_SOURCE MATERIAL_

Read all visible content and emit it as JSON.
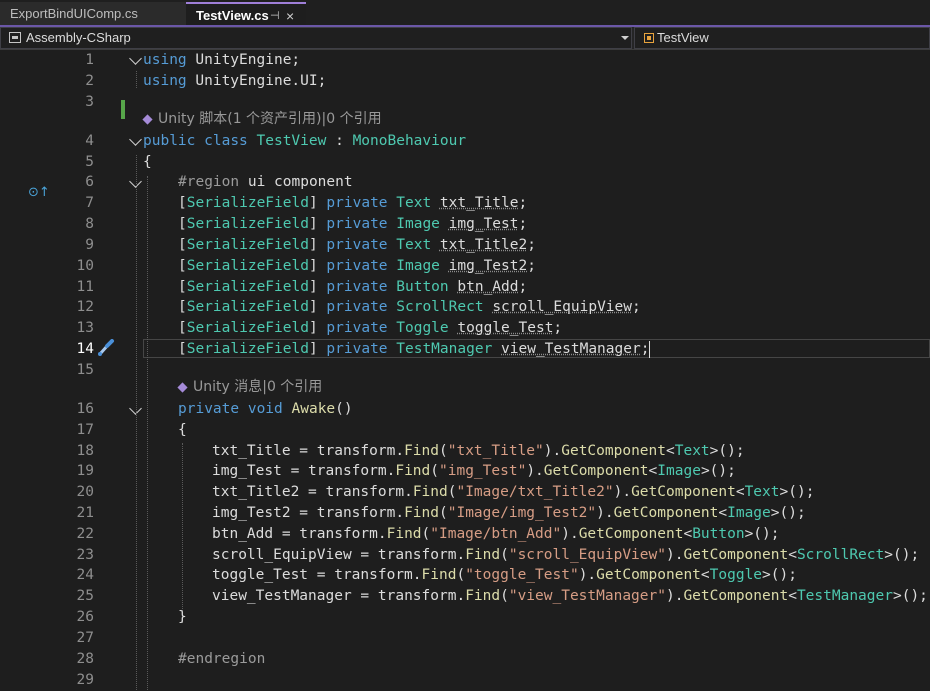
{
  "tabs": [
    {
      "label": "ExportBindUIComp.cs"
    },
    {
      "label": "TestView.cs",
      "active": true,
      "pin": "⊣",
      "close": "×"
    }
  ],
  "nav": {
    "project": "Assembly-CSharp",
    "class": "TestView"
  },
  "lenses": {
    "class_lens": "Unity 脚本(1 个资产引用)|0 个引用",
    "awake_lens": "Unity 消息|0 个引用"
  },
  "line_numbers": [
    "1",
    "2",
    "3",
    "4",
    "5",
    "6",
    "7",
    "8",
    "9",
    "10",
    "11",
    "12",
    "13",
    "14",
    "15",
    "16",
    "17",
    "18",
    "19",
    "20",
    "21",
    "22",
    "23",
    "24",
    "25",
    "26",
    "27",
    "28",
    "29"
  ],
  "current_line": "14",
  "code": {
    "l1a": "using",
    "l1b": "UnityEngine;",
    "l2a": "using",
    "l2b": "UnityEngine.UI;",
    "l4a": "public",
    "l4b": "class",
    "l4c": "TestView",
    "l4d": " : ",
    "l4e": "MonoBehaviour",
    "l5": "{",
    "l6a": "#region",
    "l6b": " ui component",
    "fields": [
      {
        "attr": "SerializeField",
        "kw": "private",
        "type": "Text",
        "name": "txt_Title"
      },
      {
        "attr": "SerializeField",
        "kw": "private",
        "type": "Image",
        "name": "img_Test"
      },
      {
        "attr": "SerializeField",
        "kw": "private",
        "type": "Text",
        "name": "txt_Title2"
      },
      {
        "attr": "SerializeField",
        "kw": "private",
        "type": "Image",
        "name": "img_Test2"
      },
      {
        "attr": "SerializeField",
        "kw": "private",
        "type": "Button",
        "name": "btn_Add"
      },
      {
        "attr": "SerializeField",
        "kw": "private",
        "type": "ScrollRect",
        "name": "scroll_EquipView"
      },
      {
        "attr": "SerializeField",
        "kw": "private",
        "type": "Toggle",
        "name": "toggle_Test"
      },
      {
        "attr": "SerializeField",
        "kw": "private",
        "type": "TestManager",
        "name": "view_TestManager"
      }
    ],
    "l16a": "private",
    "l16b": "void",
    "l16c": "Awake",
    "l16d": "()",
    "l17": "{",
    "assigns": [
      {
        "lhs": "txt_Title",
        "path": "\"txt_Title\"",
        "type": "Text"
      },
      {
        "lhs": "img_Test",
        "path": "\"img_Test\"",
        "type": "Image"
      },
      {
        "lhs": "txt_Title2",
        "path": "\"Image/txt_Title2\"",
        "type": "Text"
      },
      {
        "lhs": "img_Test2",
        "path": "\"Image/img_Test2\"",
        "type": "Image"
      },
      {
        "lhs": "btn_Add",
        "path": "\"Image/btn_Add\"",
        "type": "Button"
      },
      {
        "lhs": "scroll_EquipView",
        "path": "\"scroll_EquipView\"",
        "type": "ScrollRect"
      },
      {
        "lhs": "toggle_Test",
        "path": "\"toggle_Test\"",
        "type": "Toggle"
      },
      {
        "lhs": "view_TestManager",
        "path": "\"view_TestManager\"",
        "type": "TestManager"
      }
    ],
    "eq": " = transform.",
    "find": "Find",
    "getc": "GetComponent",
    "l26": "}",
    "l28": "#endregion"
  },
  "colors": {
    "keyword": "#569cd6",
    "type": "#4ec9b0",
    "method": "#dcdcaa",
    "string": "#d69d85",
    "accent": "#9f7fd8",
    "background": "#1e1e1e"
  },
  "icons": {
    "tab_pin": "pin-icon",
    "tab_close": "close-icon",
    "project": "csharp-project-icon",
    "class": "class-icon",
    "gutter": "implements-icon",
    "brush": "quick-action-brush-icon"
  }
}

_WHAT IS EXPECTED_
Return the records exactly. Don't carry the pictures over.

_RESPONSE TO THIS TASK_
Read all visible content and emit it as JSON.
{
  "tabs": [
    {
      "label": "ExportBindUIComp.cs"
    },
    {
      "label": "TestView.cs",
      "active": true,
      "pin": "⊣",
      "close": "×"
    }
  ],
  "nav": {
    "project": "Assembly-CSharp",
    "class": "TestView"
  },
  "lenses": {
    "class_lens": "Unity 脚本(1 个资产引用)|0 个引用",
    "awake_lens": "Unity 消息|0 个引用"
  },
  "line_numbers": [
    "1",
    "2",
    "3",
    "4",
    "5",
    "6",
    "7",
    "8",
    "9",
    "10",
    "11",
    "12",
    "13",
    "14",
    "15",
    "16",
    "17",
    "18",
    "19",
    "20",
    "21",
    "22",
    "23",
    "24",
    "25",
    "26",
    "27",
    "28",
    "29"
  ],
  "current_line": "14",
  "code": {
    "l1a": "using",
    "l1b": "UnityEngine;",
    "l2a": "using",
    "l2b": "UnityEngine.UI;",
    "l4a": "public",
    "l4b": "class",
    "l4c": "TestView",
    "l4d": " : ",
    "l4e": "MonoBehaviour",
    "l5": "{",
    "l6a": "#region",
    "l6b": " ui component",
    "fields": [
      {
        "attr": "SerializeField",
        "kw": "private",
        "type": "Text",
        "name": "txt_Title"
      },
      {
        "attr": "SerializeField",
        "kw": "private",
        "type": "Image",
        "name": "img_Test"
      },
      {
        "attr": "SerializeField",
        "kw": "private",
        "type": "Text",
        "name": "txt_Title2"
      },
      {
        "attr": "SerializeField",
        "kw": "private",
        "type": "Image",
        "name": "img_Test2"
      },
      {
        "attr": "SerializeField",
        "kw": "private",
        "type": "Button",
        "name": "btn_Add"
      },
      {
        "attr": "SerializeField",
        "kw": "private",
        "type": "ScrollRect",
        "name": "scroll_EquipView"
      },
      {
        "attr": "SerializeField",
        "kw": "private",
        "type": "Toggle",
        "name": "toggle_Test"
      },
      {
        "attr": "SerializeField",
        "kw": "private",
        "type": "TestManager",
        "name": "view_TestManager"
      }
    ],
    "l16a": "private",
    "l16b": "void",
    "l16c": "Awake",
    "l16d": "()",
    "l17": "{",
    "assigns": [
      {
        "lhs": "txt_Title",
        "path": "\"txt_Title\"",
        "type": "Text"
      },
      {
        "lhs": "img_Test",
        "path": "\"img_Test\"",
        "type": "Image"
      },
      {
        "lhs": "txt_Title2",
        "path": "\"Image/txt_Title2\"",
        "type": "Text"
      },
      {
        "lhs": "img_Test2",
        "path": "\"Image/img_Test2\"",
        "type": "Image"
      },
      {
        "lhs": "btn_Add",
        "path": "\"Image/btn_Add\"",
        "type": "Button"
      },
      {
        "lhs": "scroll_EquipView",
        "path": "\"scroll_EquipView\"",
        "type": "ScrollRect"
      },
      {
        "lhs": "toggle_Test",
        "path": "\"toggle_Test\"",
        "type": "Toggle"
      },
      {
        "lhs": "view_TestManager",
        "path": "\"view_TestManager\"",
        "type": "TestManager"
      }
    ],
    "eq": " = transform.",
    "find": "Find",
    "getc": "GetComponent",
    "l26": "}",
    "l28": "#endregion"
  },
  "colors": {
    "keyword": "#569cd6",
    "type": "#4ec9b0",
    "method": "#dcdcaa",
    "string": "#d69d85",
    "accent": "#9f7fd8",
    "background": "#1e1e1e"
  },
  "icons": {
    "tab_pin": "pin-icon",
    "tab_close": "close-icon",
    "project": "csharp-project-icon",
    "class": "class-icon",
    "gutter": "implements-icon",
    "brush": "quick-action-brush-icon"
  }
}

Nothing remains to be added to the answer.